#### Excerpted records
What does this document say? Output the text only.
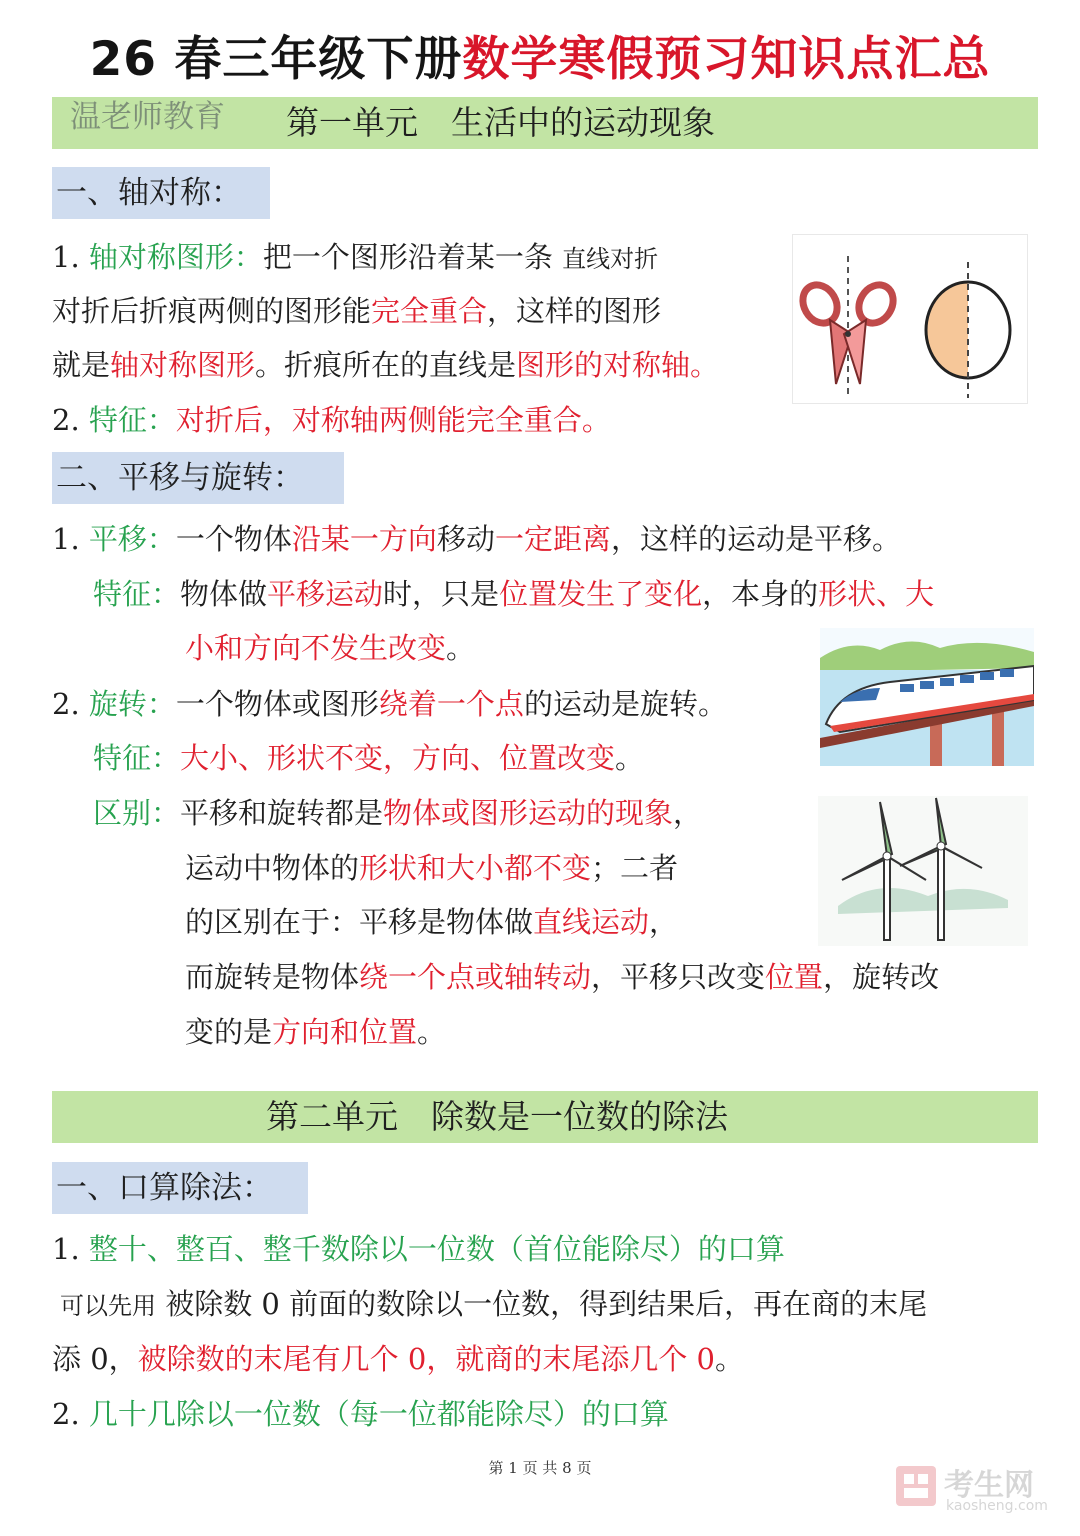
26 春三年级下册数学寒假预习知识点汇总
温老师教育 第一单元　生活中的运动现象
一、轴对称：
1. 轴对称图形：把一个图形沿着某一条 直线对折
对折后折痕两侧的图形能完全重合，这样的图形
就是轴对称图形。折痕所在的直线是图形的对称轴。
2. 特征：对折后，对称轴两侧能完全重合。
二、平移与旋转：
1. 平移：一个物体沿某一方向移动一定距离，这样的运动是平移。
特征：物体做平移运动时，只是位置发生了变化，本身的形状、大
小和方向不发生改变。
2. 旋转：一个物体或图形绕着一个点的运动是旋转。
特征：大小、形状不变，方向、位置改变。
区别：平移和旋转都是物体或图形运动的现象，
运动中物体的形状和大小都不变；二者
的区别在于：平移是物体做直线运动，
而旋转是物体绕一个点或轴转动，平移只改变位置，旋转改
变的是方向和位置。
第二单元　除数是一位数的除法
一、口算除法：
1. 整十、整百、整千数除以一位数（首位能除尽）的口算
可以先用 被除数 0 前面的数除以一位数，得到结果后，再在商的末尾
添 0，被除数的末尾有几个 0，就商的末尾添几个 0。
2. 几十几除以一位数（每一位都能除尽）的口算
第 1 页 共 8 页	考生网
kaosheng.com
########
*Aim of the task:* Copy out the records above in full, exactly as written, but not the pictures.

*Result of the exercise:*
What does this document say? Output the text only.
26 春三年级下册数学寒假预习知识点汇总
温老师教育 第一单元　生活中的运动现象
一、轴对称：
1. 轴对称图形：把一个图形沿着某一条 直线对折
对折后折痕两侧的图形能完全重合，这样的图形
就是轴对称图形。折痕所在的直线是图形的对称轴。
2. 特征：对折后，对称轴两侧能完全重合。
二、平移与旋转：
1. 平移：一个物体沿某一方向移动一定距离，这样的运动是平移。
特征：物体做平移运动时，只是位置发生了变化，本身的形状、大
小和方向不发生改变。
2. 旋转：一个物体或图形绕着一个点的运动是旋转。
特征：大小、形状不变，方向、位置改变。
区别：平移和旋转都是物体或图形运动的现象，
运动中物体的形状和大小都不变；二者
的区别在于：平移是物体做直线运动，
而旋转是物体绕一个点或轴转动，平移只改变位置，旋转改
变的是方向和位置。
第二单元　除数是一位数的除法
一、口算除法：
1. 整十、整百、整千数除以一位数（首位能除尽）的口算
可以先用 被除数 0 前面的数除以一位数，得到结果后，再在商的末尾
添 0，被除数的末尾有几个 0，就商的末尾添几个 0。
2. 几十几除以一位数（每一位都能除尽）的口算
第 1 页 共 8 页	考生网
kaosheng.com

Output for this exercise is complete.